• _Passage shown_
In 1991, in an effort to create state-of-the-art departments, a non-profit multi-hospital network in the Los Angeles area attempted to develop service standards for its EDs that would clearly distinguish them from their competitors. The Medical Directors and Nurse Managers of these departments met over ensuing months, but it quickly became clear that none of the EDs had the information to even begin assessing their performance in any meaningful way. This dearth of information, along with a refocusing by management on managed care programs and a concomitant series of fiscal setbacks, resulted in the discontinuation of the ED "center of excellence" project.

Despite the abandonment of the project by the hospital system, one of the EDs in the system, San Gabriel Valley Medical Center, began the unilateral development of the project. Specifically, an endeavor was initiated to develop a software program that would allow the capture of comprehensive data from the ED medical record. In the process of performing the systems analysis required to develop the software, it became very clear that many additional tangible benefits would be derived for multiple parties if the software could be successfully created and implemented. It also became clear that charge capture, as traditionally performed by nurses, was fundamentally problematic.

• _What to do_
A. Answer these questions from the ED project passage, one answer per line:
(i) In what year did the network try to develop service standards for its EDs?
(ii) Which ED carried on the project by itself?
(iii) Who traditionally performed charge capture?
B. Give a two-sentence summary of the ED project passage.

[Data entries]
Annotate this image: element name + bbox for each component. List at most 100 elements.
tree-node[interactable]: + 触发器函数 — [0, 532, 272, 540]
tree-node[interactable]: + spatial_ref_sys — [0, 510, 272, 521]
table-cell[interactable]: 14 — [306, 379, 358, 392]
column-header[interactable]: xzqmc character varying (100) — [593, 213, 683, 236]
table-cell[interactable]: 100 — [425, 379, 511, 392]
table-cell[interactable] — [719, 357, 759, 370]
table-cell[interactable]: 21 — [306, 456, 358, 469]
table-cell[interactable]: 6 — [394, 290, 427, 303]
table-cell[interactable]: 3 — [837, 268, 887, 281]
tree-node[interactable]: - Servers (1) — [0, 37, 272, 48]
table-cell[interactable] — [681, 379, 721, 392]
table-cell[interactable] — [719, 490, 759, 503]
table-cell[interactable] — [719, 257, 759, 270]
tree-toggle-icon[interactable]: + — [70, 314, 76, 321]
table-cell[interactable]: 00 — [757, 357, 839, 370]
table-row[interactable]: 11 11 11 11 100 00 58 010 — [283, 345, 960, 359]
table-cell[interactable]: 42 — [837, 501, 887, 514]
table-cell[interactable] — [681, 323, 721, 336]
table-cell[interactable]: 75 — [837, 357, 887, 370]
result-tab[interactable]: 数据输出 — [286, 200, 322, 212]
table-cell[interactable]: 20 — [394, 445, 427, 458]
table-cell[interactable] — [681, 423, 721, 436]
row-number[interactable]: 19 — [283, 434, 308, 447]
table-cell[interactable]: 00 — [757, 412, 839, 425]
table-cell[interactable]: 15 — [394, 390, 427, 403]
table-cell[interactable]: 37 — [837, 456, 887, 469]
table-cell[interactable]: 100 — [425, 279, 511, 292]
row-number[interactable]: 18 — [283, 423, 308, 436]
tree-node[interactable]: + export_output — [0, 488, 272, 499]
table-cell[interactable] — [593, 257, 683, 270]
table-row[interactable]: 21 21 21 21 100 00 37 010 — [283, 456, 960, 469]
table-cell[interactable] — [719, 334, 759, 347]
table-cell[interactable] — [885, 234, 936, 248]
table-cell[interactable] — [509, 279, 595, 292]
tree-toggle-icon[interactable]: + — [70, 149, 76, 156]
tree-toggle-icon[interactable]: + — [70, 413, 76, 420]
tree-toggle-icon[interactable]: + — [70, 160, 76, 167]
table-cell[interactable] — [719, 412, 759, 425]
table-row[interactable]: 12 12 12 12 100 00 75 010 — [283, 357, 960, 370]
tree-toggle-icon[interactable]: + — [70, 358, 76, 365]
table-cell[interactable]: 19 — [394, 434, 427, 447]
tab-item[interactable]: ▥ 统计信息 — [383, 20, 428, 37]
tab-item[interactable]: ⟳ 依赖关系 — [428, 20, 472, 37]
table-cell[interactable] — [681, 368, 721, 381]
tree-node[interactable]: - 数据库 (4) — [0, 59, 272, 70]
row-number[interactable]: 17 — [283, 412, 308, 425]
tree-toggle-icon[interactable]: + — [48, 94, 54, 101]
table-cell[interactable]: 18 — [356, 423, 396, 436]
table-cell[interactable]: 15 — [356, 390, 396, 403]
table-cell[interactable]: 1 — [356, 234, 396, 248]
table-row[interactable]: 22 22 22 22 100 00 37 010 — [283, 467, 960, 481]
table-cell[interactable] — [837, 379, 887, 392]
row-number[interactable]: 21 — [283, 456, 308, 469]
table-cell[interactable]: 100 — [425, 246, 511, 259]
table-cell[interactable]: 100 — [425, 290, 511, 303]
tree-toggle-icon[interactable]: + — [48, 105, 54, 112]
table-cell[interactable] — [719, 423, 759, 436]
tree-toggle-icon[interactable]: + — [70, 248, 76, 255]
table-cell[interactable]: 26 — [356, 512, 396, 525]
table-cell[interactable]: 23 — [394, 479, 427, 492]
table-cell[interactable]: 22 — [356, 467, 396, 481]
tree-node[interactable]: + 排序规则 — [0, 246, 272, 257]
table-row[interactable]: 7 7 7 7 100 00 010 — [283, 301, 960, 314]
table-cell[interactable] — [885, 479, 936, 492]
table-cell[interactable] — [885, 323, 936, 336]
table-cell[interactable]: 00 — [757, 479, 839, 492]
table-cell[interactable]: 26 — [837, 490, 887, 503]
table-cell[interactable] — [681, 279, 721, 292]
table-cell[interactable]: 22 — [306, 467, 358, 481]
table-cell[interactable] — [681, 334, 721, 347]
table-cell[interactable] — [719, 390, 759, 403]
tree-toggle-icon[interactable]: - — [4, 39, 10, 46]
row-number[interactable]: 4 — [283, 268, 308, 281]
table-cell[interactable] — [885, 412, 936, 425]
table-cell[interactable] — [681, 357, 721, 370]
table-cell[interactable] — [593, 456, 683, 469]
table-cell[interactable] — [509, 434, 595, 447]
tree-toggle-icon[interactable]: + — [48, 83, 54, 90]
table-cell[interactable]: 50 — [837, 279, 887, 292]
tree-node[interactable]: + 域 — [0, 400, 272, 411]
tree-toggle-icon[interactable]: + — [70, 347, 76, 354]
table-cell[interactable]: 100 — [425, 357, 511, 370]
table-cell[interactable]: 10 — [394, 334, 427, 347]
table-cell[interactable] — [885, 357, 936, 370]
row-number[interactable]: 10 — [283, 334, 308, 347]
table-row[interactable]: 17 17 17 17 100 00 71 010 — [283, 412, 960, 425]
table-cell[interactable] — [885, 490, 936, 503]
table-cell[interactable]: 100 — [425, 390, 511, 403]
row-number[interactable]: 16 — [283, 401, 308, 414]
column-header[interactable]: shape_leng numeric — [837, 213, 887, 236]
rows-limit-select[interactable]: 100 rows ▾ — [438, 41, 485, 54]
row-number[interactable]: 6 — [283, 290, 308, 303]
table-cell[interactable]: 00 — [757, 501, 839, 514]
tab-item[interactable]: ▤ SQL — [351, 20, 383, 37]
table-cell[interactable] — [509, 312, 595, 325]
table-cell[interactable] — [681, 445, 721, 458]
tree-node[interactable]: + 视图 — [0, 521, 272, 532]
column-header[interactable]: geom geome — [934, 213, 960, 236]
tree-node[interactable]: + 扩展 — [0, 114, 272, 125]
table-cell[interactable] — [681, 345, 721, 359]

• _Exercise results_
A.
(i) 1991
(ii) San Gabriel Valley Medical Center
(iii) Nurses

B. In 1991 a non-profit multi-hospital network in the Los Angeles area tried to set service standards for its EDs, but it dropped the "center of excellence" project because of missing performance information, a management shift to managed care, and money setbacks. One of its EDs, San Gabriel Valley Medical Center, continued alone by building software to capture full data from the ED medical record and found that this could benefit many parties and that charge capture by nurses was fundamentally problematic.